Top of Data in this exercise

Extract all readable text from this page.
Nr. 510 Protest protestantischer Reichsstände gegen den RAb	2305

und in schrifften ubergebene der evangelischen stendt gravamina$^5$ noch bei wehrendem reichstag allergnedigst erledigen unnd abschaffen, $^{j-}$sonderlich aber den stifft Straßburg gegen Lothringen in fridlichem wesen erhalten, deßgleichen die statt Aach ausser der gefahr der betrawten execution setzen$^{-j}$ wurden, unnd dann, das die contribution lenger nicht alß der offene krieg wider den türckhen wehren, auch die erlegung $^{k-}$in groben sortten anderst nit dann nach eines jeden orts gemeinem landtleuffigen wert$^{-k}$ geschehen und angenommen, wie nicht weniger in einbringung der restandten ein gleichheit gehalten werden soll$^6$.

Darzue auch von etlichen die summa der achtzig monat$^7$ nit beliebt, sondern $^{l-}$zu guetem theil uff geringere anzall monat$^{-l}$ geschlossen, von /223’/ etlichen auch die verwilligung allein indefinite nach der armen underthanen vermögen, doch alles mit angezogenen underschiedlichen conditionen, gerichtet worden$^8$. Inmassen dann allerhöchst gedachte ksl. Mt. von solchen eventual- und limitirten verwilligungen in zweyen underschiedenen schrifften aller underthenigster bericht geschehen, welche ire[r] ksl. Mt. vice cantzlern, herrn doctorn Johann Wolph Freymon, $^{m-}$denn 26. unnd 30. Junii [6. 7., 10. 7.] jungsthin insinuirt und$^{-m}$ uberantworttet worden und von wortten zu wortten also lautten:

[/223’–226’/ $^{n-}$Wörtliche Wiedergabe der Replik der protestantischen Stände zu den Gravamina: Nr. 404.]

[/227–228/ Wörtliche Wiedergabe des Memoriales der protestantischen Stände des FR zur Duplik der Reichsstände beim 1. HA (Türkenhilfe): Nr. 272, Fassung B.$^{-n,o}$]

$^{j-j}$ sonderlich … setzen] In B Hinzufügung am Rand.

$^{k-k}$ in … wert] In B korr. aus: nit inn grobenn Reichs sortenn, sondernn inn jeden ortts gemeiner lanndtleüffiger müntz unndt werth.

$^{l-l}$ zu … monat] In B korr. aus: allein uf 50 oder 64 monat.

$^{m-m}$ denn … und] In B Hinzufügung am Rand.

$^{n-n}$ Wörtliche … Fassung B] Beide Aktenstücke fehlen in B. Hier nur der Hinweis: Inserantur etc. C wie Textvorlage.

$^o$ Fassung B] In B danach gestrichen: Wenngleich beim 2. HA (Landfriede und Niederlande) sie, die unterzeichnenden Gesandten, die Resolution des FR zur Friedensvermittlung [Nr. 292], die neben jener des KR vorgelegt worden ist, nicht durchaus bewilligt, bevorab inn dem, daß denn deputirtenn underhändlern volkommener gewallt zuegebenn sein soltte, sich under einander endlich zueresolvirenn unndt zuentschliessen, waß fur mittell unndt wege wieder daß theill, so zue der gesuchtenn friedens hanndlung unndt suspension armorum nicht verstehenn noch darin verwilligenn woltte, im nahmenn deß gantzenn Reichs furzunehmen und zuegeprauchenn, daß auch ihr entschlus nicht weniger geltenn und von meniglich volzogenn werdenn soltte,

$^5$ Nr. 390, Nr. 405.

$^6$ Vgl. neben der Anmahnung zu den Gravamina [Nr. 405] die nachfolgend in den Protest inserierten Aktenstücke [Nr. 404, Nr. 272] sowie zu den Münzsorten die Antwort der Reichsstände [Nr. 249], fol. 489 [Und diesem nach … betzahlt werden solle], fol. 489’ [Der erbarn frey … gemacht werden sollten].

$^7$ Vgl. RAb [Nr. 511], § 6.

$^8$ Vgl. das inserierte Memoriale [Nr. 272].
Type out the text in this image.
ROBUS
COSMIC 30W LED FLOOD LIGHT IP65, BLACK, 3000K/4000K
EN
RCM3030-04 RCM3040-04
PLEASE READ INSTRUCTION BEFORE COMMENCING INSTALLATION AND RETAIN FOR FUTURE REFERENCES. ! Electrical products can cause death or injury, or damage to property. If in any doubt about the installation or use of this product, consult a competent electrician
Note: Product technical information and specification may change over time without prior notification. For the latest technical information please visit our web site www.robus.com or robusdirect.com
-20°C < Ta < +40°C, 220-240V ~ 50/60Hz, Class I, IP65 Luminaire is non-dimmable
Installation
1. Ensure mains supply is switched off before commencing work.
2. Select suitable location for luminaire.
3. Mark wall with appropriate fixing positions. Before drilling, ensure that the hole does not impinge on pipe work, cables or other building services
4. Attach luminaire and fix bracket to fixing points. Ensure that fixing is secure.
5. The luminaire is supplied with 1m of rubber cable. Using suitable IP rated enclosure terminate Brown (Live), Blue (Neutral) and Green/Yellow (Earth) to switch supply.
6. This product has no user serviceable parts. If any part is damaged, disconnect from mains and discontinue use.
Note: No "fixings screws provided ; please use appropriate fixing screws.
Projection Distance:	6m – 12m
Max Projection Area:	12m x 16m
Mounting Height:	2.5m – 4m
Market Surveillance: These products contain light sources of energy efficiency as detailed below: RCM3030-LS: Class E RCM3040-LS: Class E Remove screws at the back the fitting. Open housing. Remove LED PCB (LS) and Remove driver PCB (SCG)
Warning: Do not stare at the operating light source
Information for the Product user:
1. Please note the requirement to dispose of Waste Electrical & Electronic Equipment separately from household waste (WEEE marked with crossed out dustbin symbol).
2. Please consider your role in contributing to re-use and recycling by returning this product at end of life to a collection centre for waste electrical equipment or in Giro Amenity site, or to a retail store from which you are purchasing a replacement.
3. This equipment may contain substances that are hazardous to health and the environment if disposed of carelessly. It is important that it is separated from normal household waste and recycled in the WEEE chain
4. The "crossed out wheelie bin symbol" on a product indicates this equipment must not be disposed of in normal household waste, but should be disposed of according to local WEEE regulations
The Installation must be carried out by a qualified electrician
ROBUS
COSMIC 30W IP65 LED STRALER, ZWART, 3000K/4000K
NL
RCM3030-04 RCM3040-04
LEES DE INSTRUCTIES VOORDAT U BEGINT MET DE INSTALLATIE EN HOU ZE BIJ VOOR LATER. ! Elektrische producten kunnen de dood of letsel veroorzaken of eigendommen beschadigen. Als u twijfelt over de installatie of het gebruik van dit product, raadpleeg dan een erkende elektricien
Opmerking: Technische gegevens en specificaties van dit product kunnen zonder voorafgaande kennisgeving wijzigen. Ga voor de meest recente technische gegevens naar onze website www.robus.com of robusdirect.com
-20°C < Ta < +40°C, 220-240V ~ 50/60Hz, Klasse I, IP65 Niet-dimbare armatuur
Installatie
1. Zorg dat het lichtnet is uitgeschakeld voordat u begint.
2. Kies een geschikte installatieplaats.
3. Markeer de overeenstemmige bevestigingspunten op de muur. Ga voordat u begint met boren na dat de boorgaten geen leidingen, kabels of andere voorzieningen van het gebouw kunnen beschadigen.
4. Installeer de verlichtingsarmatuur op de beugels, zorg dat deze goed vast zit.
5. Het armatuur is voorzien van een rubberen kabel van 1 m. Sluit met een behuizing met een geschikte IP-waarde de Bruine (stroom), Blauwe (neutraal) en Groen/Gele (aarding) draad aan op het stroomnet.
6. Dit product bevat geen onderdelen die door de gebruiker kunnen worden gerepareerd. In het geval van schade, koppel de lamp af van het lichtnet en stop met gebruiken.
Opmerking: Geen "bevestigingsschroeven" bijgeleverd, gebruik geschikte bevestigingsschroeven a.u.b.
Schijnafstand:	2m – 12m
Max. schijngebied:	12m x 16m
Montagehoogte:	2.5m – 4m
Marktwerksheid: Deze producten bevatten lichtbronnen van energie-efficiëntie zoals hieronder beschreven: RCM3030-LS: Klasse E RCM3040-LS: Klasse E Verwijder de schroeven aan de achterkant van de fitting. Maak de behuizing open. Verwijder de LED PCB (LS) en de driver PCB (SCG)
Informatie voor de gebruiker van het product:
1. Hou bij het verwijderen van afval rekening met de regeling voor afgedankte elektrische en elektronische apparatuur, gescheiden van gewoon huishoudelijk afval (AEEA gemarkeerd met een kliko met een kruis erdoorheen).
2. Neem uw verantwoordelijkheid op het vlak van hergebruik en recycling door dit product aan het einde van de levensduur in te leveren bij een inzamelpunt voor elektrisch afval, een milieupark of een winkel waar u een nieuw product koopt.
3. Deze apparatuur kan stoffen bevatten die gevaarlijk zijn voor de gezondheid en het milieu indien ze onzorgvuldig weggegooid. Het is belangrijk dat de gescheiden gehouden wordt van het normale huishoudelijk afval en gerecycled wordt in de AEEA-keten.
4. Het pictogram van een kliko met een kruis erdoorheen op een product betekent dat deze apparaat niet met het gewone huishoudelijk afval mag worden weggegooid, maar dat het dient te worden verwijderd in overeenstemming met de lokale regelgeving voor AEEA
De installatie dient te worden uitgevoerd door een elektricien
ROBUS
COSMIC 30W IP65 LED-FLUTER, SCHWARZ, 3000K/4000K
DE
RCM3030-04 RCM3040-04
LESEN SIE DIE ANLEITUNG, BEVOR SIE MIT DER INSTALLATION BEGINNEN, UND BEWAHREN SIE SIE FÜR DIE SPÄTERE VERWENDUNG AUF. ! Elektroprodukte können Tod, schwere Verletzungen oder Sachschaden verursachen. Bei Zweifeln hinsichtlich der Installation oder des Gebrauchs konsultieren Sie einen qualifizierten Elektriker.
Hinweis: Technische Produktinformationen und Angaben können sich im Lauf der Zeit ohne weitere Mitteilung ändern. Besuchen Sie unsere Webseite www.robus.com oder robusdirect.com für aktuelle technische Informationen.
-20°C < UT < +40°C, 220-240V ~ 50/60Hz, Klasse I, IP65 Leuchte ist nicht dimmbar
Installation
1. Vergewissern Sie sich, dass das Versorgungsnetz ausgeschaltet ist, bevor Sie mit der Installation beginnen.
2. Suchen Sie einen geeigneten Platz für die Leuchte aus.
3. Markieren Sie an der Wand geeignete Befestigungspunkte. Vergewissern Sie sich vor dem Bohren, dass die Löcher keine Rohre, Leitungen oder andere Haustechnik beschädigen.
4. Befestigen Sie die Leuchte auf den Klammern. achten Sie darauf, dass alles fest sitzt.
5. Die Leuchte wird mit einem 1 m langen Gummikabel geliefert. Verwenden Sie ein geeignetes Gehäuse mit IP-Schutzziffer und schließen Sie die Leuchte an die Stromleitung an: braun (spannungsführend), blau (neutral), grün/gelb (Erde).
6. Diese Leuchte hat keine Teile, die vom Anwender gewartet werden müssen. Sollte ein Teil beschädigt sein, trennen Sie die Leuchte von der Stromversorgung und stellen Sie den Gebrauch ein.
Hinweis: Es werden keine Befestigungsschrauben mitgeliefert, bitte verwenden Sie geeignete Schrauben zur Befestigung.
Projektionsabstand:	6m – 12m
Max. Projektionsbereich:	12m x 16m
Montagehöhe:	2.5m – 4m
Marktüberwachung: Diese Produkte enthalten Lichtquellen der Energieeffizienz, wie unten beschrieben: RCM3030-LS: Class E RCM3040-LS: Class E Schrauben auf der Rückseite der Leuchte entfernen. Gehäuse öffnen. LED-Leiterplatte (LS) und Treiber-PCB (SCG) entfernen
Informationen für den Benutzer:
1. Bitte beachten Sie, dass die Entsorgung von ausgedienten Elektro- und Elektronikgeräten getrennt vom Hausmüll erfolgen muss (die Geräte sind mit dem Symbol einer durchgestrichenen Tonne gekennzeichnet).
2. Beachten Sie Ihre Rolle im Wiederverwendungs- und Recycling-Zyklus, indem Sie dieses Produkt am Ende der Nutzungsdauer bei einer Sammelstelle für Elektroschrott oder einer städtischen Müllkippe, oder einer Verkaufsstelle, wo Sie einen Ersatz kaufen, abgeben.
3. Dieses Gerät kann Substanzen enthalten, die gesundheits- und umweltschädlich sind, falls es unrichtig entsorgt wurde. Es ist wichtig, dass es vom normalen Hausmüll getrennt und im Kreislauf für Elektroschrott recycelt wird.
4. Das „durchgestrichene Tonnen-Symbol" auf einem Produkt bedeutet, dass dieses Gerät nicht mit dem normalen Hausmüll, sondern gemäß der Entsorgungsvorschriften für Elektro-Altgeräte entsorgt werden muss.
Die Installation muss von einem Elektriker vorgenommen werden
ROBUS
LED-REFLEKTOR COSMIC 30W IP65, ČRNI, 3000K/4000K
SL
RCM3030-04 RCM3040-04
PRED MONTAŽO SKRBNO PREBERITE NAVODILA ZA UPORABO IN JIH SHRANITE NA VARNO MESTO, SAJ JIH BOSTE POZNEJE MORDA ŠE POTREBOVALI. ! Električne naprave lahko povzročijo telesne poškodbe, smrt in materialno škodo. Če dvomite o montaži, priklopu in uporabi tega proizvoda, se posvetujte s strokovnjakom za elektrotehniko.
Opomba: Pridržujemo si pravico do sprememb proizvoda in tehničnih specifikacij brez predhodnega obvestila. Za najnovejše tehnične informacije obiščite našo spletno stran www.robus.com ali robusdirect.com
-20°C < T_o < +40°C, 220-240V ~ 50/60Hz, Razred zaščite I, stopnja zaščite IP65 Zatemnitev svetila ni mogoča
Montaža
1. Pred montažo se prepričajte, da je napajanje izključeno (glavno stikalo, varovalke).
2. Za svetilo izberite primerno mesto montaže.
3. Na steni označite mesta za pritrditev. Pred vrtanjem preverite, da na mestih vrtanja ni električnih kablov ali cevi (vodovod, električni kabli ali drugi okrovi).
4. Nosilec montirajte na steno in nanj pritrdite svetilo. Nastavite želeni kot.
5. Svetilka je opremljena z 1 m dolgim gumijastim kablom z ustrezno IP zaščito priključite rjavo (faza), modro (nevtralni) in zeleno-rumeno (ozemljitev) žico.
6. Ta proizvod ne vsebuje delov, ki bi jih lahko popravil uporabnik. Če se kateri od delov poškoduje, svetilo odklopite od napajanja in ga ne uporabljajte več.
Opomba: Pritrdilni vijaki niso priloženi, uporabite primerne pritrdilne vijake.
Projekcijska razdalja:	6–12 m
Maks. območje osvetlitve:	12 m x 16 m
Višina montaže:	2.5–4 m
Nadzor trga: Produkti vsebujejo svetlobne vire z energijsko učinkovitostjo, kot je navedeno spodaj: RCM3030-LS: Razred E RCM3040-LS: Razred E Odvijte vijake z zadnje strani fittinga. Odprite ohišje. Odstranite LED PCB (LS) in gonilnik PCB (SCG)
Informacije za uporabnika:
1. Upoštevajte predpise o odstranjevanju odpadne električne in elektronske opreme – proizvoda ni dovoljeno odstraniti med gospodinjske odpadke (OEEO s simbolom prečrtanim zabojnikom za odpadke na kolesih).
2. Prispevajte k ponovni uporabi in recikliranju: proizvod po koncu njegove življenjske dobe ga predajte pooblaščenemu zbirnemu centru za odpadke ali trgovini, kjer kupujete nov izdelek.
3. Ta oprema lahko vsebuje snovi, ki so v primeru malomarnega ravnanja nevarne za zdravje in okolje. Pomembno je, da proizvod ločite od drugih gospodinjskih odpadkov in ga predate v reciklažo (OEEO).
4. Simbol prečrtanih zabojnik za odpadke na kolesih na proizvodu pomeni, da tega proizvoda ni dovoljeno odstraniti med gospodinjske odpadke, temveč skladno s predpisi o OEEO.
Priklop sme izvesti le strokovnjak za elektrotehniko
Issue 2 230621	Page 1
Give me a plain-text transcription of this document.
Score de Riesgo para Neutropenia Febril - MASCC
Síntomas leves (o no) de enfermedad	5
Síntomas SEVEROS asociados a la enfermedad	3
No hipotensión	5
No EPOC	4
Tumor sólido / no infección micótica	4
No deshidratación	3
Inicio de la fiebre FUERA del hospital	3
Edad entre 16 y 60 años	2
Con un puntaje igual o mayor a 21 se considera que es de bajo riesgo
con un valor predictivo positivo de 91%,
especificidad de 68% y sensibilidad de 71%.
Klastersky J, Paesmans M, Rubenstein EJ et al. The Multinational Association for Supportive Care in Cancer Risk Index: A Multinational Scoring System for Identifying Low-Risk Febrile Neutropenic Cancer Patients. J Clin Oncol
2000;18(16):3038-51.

Bottom of Data in this exercise

Where a line of the entries above holds the word "disposed", return that line.

3. This equipment may contain substances that are hazardous to health and the environment if disposed of carelessly. It is important that it is separated from normal household waste and recycled in the WEEE chain
4. The "crossed out wheelie bin symbol" on a product indicates this equipment must not be disposed of in normal household waste, but should be disposed of according to local WEEE regulations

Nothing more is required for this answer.